::: Supplied records :::

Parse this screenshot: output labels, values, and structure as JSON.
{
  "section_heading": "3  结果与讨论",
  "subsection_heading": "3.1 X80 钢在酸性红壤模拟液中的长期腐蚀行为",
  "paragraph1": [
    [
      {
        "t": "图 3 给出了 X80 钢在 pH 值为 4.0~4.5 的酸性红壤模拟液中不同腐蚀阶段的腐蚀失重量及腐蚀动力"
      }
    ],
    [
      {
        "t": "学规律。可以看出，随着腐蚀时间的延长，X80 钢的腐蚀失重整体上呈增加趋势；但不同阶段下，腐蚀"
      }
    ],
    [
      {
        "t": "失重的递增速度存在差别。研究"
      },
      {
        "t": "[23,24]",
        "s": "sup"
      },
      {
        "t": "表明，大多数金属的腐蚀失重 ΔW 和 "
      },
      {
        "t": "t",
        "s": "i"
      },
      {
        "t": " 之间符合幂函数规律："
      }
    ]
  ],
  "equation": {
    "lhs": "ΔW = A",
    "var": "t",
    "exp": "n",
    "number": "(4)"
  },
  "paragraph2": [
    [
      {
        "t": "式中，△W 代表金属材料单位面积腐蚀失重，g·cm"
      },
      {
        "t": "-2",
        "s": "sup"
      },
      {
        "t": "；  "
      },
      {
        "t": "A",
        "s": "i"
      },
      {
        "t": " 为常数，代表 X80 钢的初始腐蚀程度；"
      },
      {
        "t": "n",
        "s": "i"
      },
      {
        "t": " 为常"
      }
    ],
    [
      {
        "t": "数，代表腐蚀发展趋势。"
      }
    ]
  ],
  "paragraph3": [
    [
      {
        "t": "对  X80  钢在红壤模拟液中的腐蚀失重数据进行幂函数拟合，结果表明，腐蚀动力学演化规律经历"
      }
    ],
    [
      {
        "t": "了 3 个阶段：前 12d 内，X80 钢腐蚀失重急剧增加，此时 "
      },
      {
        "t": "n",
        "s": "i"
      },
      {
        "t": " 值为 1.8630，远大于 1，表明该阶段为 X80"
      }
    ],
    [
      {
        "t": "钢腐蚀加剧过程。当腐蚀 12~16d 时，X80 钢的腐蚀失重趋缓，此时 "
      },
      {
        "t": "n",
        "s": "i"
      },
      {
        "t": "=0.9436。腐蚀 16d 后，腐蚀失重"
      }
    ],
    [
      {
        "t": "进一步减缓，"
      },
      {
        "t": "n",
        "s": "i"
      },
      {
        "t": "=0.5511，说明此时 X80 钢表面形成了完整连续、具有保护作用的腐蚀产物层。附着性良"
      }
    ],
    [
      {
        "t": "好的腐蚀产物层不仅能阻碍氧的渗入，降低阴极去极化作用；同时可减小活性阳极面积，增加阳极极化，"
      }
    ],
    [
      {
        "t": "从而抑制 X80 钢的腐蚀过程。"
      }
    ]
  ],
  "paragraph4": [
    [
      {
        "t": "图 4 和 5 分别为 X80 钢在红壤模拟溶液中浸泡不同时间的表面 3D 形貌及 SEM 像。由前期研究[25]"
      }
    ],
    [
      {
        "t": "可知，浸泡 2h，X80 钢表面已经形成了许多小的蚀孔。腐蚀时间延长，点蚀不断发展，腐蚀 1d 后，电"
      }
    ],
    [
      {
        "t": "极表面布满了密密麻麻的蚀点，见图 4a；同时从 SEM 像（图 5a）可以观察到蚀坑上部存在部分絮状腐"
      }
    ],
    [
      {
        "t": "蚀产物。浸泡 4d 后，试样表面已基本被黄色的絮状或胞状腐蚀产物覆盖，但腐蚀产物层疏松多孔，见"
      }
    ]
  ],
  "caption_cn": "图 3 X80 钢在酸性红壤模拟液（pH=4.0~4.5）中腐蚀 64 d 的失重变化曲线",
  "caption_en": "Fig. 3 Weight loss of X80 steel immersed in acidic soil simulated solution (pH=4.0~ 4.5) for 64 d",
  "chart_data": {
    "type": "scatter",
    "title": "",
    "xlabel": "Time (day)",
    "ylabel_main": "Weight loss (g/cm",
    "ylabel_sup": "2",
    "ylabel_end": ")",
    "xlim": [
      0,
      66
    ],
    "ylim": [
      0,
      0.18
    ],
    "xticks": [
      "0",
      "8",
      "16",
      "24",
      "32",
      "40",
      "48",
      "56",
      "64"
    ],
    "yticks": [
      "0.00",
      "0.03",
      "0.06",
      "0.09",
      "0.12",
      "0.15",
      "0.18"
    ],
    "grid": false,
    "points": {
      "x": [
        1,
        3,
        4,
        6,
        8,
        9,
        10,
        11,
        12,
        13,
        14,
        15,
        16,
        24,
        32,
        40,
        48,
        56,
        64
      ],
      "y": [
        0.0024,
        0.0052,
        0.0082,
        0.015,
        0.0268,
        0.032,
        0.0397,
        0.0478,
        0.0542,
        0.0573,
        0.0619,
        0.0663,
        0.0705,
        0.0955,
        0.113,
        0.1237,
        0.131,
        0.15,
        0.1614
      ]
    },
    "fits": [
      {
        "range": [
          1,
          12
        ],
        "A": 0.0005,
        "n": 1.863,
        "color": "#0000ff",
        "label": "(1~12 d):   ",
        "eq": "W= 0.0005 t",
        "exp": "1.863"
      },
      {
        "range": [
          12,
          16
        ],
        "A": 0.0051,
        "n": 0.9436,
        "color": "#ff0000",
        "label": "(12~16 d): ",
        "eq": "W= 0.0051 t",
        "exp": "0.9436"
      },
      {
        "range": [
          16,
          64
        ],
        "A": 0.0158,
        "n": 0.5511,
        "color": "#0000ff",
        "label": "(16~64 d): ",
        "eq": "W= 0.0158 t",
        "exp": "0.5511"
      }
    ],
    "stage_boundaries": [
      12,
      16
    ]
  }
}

:::

Aim. What is needed here is an exact reproduction of all the entries.

Solved problem.
Parse this screenshot: output labels, values, and structure as JSON.
{
  "section_heading": "3  结果与讨论",
  "subsection_heading": "3.1 X80 钢在酸性红壤模拟液中的长期腐蚀行为",
  "paragraph1": [
    [
      {
        "t": "图 3 给出了 X80 钢在 pH 值为 4.0~4.5 的酸性红壤模拟液中不同腐蚀阶段的腐蚀失重量及腐蚀动力"
      }
    ],
    [
      {
        "t": "学规律。可以看出，随着腐蚀时间的延长，X80 钢的腐蚀失重整体上呈增加趋势；但不同阶段下，腐蚀"
      }
    ],
    [
      {
        "t": "失重的递增速度存在差别。研究"
      },
      {
        "t": "[23,24]",
        "s": "sup"
      },
      {
        "t": "表明，大多数金属的腐蚀失重 ΔW 和 "
      },
      {
        "t": "t",
        "s": "i"
      },
      {
        "t": " 之间符合幂函数规律："
      }
    ]
  ],
  "equation": {
    "lhs": "ΔW = A",
    "var": "t",
    "exp": "n",
    "number": "(4)"
  },
  "paragraph2": [
    [
      {
        "t": "式中，△W 代表金属材料单位面积腐蚀失重，g·cm"
      },
      {
        "t": "-2",
        "s": "sup"
      },
      {
        "t": "；  "
      },
      {
        "t": "A",
        "s": "i"
      },
      {
        "t": " 为常数，代表 X80 钢的初始腐蚀程度；"
      },
      {
        "t": "n",
        "s": "i"
      },
      {
        "t": " 为常"
      }
    ],
    [
      {
        "t": "数，代表腐蚀发展趋势。"
      }
    ]
  ],
  "paragraph3": [
    [
      {
        "t": "对  X80  钢在红壤模拟液中的腐蚀失重数据进行幂函数拟合，结果表明，腐蚀动力学演化规律经历"
      }
    ],
    [
      {
        "t": "了 3 个阶段：前 12d 内，X80 钢腐蚀失重急剧增加，此时 "
      },
      {
        "t": "n",
        "s": "i"
      },
      {
        "t": " 值为 1.8630，远大于 1，表明该阶段为 X80"
      }
    ],
    [
      {
        "t": "钢腐蚀加剧过程。当腐蚀 12~16d 时，X80 钢的腐蚀失重趋缓，此时 "
      },
      {
        "t": "n",
        "s": "i"
      },
      {
        "t": "=0.9436。腐蚀 16d 后，腐蚀失重"
      }
    ],
    [
      {
        "t": "进一步减缓，"
      },
      {
        "t": "n",
        "s": "i"
      },
      {
        "t": "=0.5511，说明此时 X80 钢表面形成了完整连续、具有保护作用的腐蚀产物层。附着性良"
      }
    ],
    [
      {
        "t": "好的腐蚀产物层不仅能阻碍氧的渗入，降低阴极去极化作用；同时可减小活性阳极面积，增加阳极极化，"
      }
    ],
    [
      {
        "t": "从而抑制 X80 钢的腐蚀过程。"
      }
    ]
  ],
  "paragraph4": [
    [
      {
        "t": "图 4 和 5 分别为 X80 钢在红壤模拟溶液中浸泡不同时间的表面 3D 形貌及 SEM 像。由前期研究[25]"
      }
    ],
    [
      {
        "t": "可知，浸泡 2h，X80 钢表面已经形成了许多小的蚀孔。腐蚀时间延长，点蚀不断发展，腐蚀 1d 后，电"
      }
    ],
    [
      {
        "t": "极表面布满了密密麻麻的蚀点，见图 4a；同时从 SEM 像（图 5a）可以观察到蚀坑上部存在部分絮状腐"
      }
    ],
    [
      {
        "t": "蚀产物。浸泡 4d 后，试样表面已基本被黄色的絮状或胞状腐蚀产物覆盖，但腐蚀产物层疏松多孔，见"
      }
    ]
  ],
  "caption_cn": "图 3 X80 钢在酸性红壤模拟液（pH=4.0~4.5）中腐蚀 64 d 的失重变化曲线",
  "caption_en": "Fig. 3 Weight loss of X80 steel immersed in acidic soil simulated solution (pH=4.0~ 4.5) for 64 d",
  "chart_data": {
    "type": "scatter",
    "title": "",
    "xlabel": "Time (day)",
    "ylabel_main": "Weight loss (g/cm",
    "ylabel_sup": "2",
    "ylabel_end": ")",
    "xlim": [
      0,
      66
    ],
    "ylim": [
      0,
      0.18
    ],
    "xticks": [
      "0",
      "8",
      "16",
      "24",
      "32",
      "40",
      "48",
      "56",
      "64"
    ],
    "yticks": [
      "0.00",
      "0.03",
      "0.06",
      "0.09",
      "0.12",
      "0.15",
      "0.18"
    ],
    "grid": false,
    "points": {
      "x": [
        1,
        3,
        4,
        6,
        8,
        9,
        10,
        11,
        12,
        13,
        14,
        15,
        16,
        24,
        32,
        40,
        48,
        56,
        64
      ],
      "y": [
        0.0024,
        0.0052,
        0.0082,
        0.015,
        0.0268,
        0.032,
        0.0397,
        0.0478,
        0.0542,
        0.0573,
        0.0619,
        0.0663,
        0.0705,
        0.0955,
        0.113,
        0.1237,
        0.131,
        0.15,
        0.1614
      ]
    },
    "fits": [
      {
        "range": [
          1,
          12
        ],
        "A": 0.0005,
        "n": 1.863,
        "color": "#0000ff",
        "label": "(1~12 d):   ",
        "eq": "W= 0.0005 t",
        "exp": "1.863"
      },
      {
        "range": [
          12,
          16
        ],
        "A": 0.0051,
        "n": 0.9436,
        "color": "#ff0000",
        "label": "(12~16 d): ",
        "eq": "W= 0.0051 t",
        "exp": "0.9436"
      },
      {
        "range": [
          16,
          64
        ],
        "A": 0.0158,
        "n": 0.5511,
        "color": "#0000ff",
        "label": "(16~64 d): ",
        "eq": "W= 0.0158 t",
        "exp": "0.5511"
      }
    ],
    "stage_boundaries": [
      12,
      16
    ]
  }
}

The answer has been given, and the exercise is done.